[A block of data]
___

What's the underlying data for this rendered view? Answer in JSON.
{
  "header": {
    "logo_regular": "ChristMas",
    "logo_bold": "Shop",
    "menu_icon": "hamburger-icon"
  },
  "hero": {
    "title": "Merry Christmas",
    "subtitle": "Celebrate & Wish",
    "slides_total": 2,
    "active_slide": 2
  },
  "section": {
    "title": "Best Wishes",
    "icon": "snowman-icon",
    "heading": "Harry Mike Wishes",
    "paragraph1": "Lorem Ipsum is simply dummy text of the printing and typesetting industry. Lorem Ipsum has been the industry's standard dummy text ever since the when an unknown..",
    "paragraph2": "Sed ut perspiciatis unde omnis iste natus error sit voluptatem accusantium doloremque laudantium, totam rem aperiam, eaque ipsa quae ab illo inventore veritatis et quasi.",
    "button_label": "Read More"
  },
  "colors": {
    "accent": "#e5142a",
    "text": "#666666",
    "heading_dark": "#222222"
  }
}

___

Required task
Print all of the data exactly as it was given.

Reply
What's the underlying data for this rendered view? Answer in JSON.
{
  "header": {
    "logo_regular": "ChristMas",
    "logo_bold": "Shop",
    "menu_icon": "hamburger-icon"
  },
  "hero": {
    "title": "Merry Christmas",
    "subtitle": "Celebrate & Wish",
    "slides_total": 2,
    "active_slide": 2
  },
  "section": {
    "title": "Best Wishes",
    "icon": "snowman-icon",
    "heading": "Harry Mike Wishes",
    "paragraph1": "Lorem Ipsum is simply dummy text of the printing and typesetting industry. Lorem Ipsum has been the industry's standard dummy text ever since the when an unknown..",
    "paragraph2": "Sed ut perspiciatis unde omnis iste natus error sit voluptatem accusantium doloremque laudantium, totam rem aperiam, eaque ipsa quae ab illo inventore veritatis et quasi.",
    "button_label": "Read More"
  },
  "colors": {
    "accent": "#e5142a",
    "text": "#666666",
    "heading_dark": "#222222"
  }
}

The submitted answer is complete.